*Task brief:*
Retype each entry below exactly as it stands.

*Exercise inputs:*
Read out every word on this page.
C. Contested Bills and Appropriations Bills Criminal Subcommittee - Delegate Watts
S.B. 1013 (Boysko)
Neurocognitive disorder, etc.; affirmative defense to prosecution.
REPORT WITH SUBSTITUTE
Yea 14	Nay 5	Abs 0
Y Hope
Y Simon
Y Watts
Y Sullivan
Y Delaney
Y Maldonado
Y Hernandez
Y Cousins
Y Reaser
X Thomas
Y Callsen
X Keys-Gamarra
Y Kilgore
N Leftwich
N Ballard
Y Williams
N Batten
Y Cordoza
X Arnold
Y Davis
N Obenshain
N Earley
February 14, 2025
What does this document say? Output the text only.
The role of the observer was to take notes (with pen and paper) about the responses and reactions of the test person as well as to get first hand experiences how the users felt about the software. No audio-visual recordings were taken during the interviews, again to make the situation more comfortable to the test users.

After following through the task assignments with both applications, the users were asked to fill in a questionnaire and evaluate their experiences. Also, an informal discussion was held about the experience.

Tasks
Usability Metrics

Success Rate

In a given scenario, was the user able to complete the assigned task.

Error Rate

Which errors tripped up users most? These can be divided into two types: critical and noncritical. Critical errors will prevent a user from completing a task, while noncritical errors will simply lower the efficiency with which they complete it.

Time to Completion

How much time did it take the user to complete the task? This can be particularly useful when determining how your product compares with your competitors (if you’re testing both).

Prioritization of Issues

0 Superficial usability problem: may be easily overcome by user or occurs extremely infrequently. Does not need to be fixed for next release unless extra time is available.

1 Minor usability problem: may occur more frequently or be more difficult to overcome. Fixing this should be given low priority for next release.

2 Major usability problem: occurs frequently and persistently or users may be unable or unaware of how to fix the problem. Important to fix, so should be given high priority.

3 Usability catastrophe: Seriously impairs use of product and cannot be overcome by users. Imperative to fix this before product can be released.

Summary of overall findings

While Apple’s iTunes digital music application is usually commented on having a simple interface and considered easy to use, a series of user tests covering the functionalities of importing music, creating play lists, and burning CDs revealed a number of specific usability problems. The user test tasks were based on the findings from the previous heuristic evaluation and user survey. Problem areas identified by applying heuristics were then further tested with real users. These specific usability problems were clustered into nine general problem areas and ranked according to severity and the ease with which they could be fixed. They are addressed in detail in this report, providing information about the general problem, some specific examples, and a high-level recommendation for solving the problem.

*Output of the exercise:*
Read out every word on this page.
C. Contested Bills and Appropriations Bills Criminal Subcommittee - Delegate Watts
S.B. 1013 (Boysko)
Neurocognitive disorder, etc.; affirmative defense to prosecution.
REPORT WITH SUBSTITUTE
Yea 14	Nay 5	Abs 0
Y Hope
Y Simon
Y Watts
Y Sullivan
Y Delaney
Y Maldonado
Y Hernandez
Y Cousins
Y Reaser
X Thomas
Y Callsen
X Keys-Gamarra
Y Kilgore
N Leftwich
N Ballard
Y Williams
N Batten
Y Cordoza
X Arnold
Y Davis
N Obenshain
N Earley
February 14, 2025
What does this document say? Output the text only.
The role of the observer was to take notes (with pen and paper) about the responses and reactions of the test person as well as to get first hand experiences how the users felt about the software. No audio-visual recordings were taken during the interviews, again to make the situation more comfortable to the test users.

After following through the task assignments with both applications, the users were asked to fill in a questionnaire and evaluate their experiences. Also, an informal discussion was held about the experience.

Tasks
Usability Metrics

Success Rate

In a given scenario, was the user able to complete the assigned task.

Error Rate

Which errors tripped up users most? These can be divided into two types: critical and noncritical. Critical errors will prevent a user from completing a task, while noncritical errors will simply lower the efficiency with which they complete it.

Time to Completion

How much time did it take the user to complete the task? This can be particularly useful when determining how your product compares with your competitors (if you’re testing both).

Prioritization of Issues

0 Superficial usability problem: may be easily overcome by user or occurs extremely infrequently. Does not need to be fixed for next release unless extra time is available.

1 Minor usability problem: may occur more frequently or be more difficult to overcome. Fixing this should be given low priority for next release.

2 Major usability problem: occurs frequently and persistently or users may be unable or unaware of how to fix the problem. Important to fix, so should be given high priority.

3 Usability catastrophe: Seriously impairs use of product and cannot be overcome by users. Imperative to fix this before product can be released.

Summary of overall findings

While Apple’s iTunes digital music application is usually commented on having a simple interface and considered easy to use, a series of user tests covering the functionalities of importing music, creating play lists, and burning CDs revealed a number of specific usability problems. The user test tasks were based on the findings from the previous heuristic evaluation and user survey. Problem areas identified by applying heuristics were then further tested with real users. These specific usability problems were clustered into nine general problem areas and ranked according to severity and the ease with which they could be fixed. They are addressed in detail in this report, providing information about the general problem, some specific examples, and a high-level recommendation for solving the problem.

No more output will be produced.